- **Reading passage**
The Church of the Immaculate Conception is a Roman Catholic church in Johor Bahru, Johor, Malaysia. It is the oldest church in Johor Bahru, built in 1927 by the late Rev. Fr. C. Saleilles, M. AP. The original church was built in 1883 and was dedicated to Our Lady of Lourdes. The church is an active centre of Catholic life and prayer in the heart of Johor Bahru City. The Roman Catholic priests continue their tradition of preaching, personal instruction, sacramental life and pastoral care extending well beyond the geographical boundaries of Johor Bahru.

History
The beginnings saw the establishment of Johor as an outstation of Serangoon in 1881. Rev. Fr. Saleilles came to administer to the needs of the Catholic families by boat. He was generous to the poor.

Some time later, a piece of land was given by His Highness Sultan Abu Bakar and in 1883, the little church of Our Lady of Lourdes was inaugurated. This building (see picture 1 above) was later used as a funeral parlour.

- **What you have to do**
Give each year named in the text on the Church of the Immaculate Conception once, in chronological order. Rely only on the text when answering.

- **Data**
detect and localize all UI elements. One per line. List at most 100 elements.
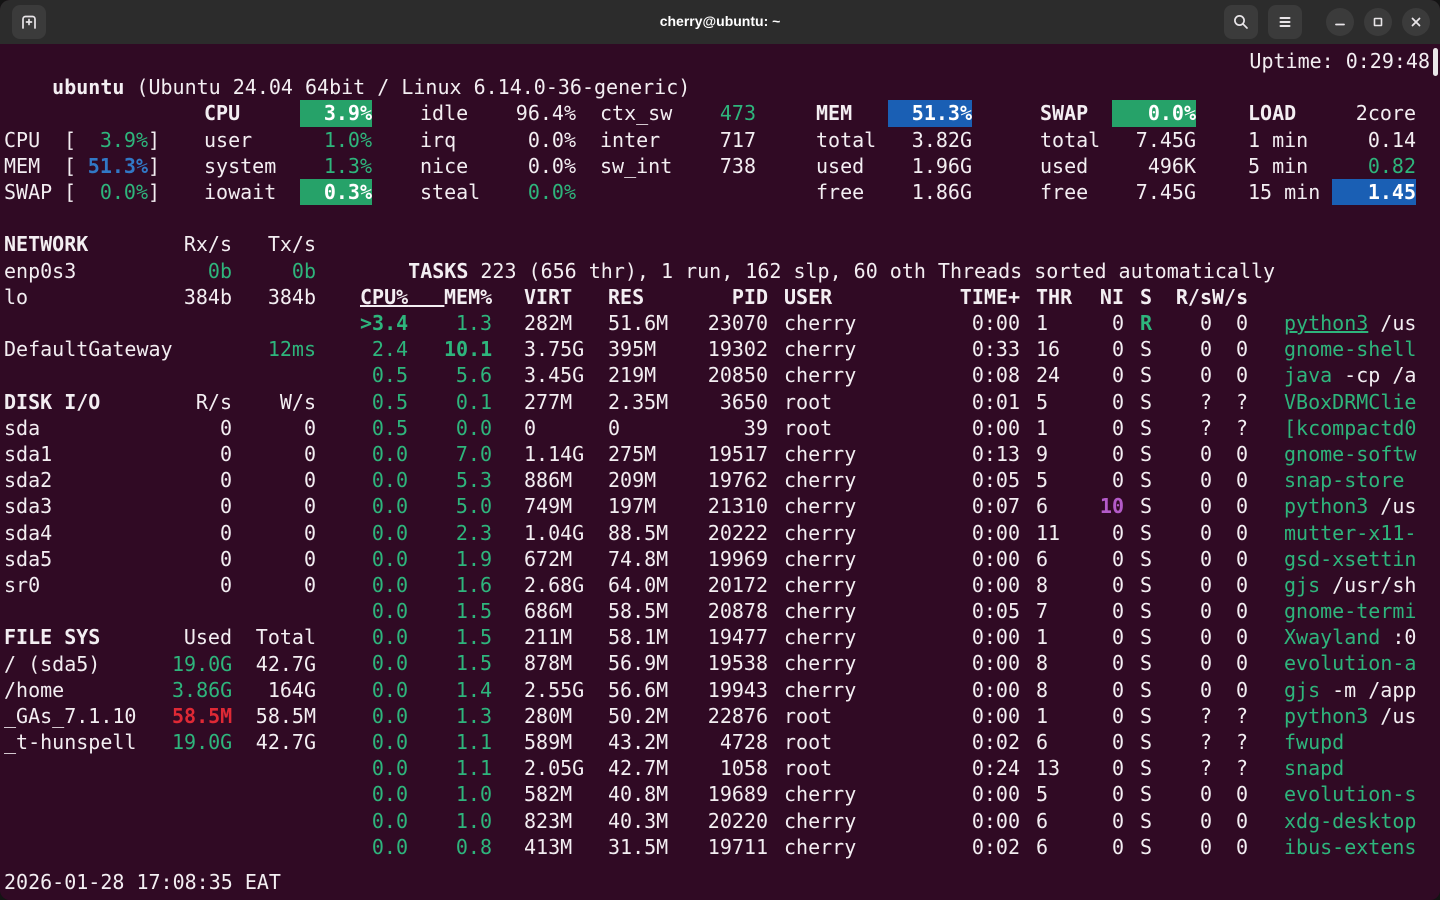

- **Final answer**
1881, 1883, 1927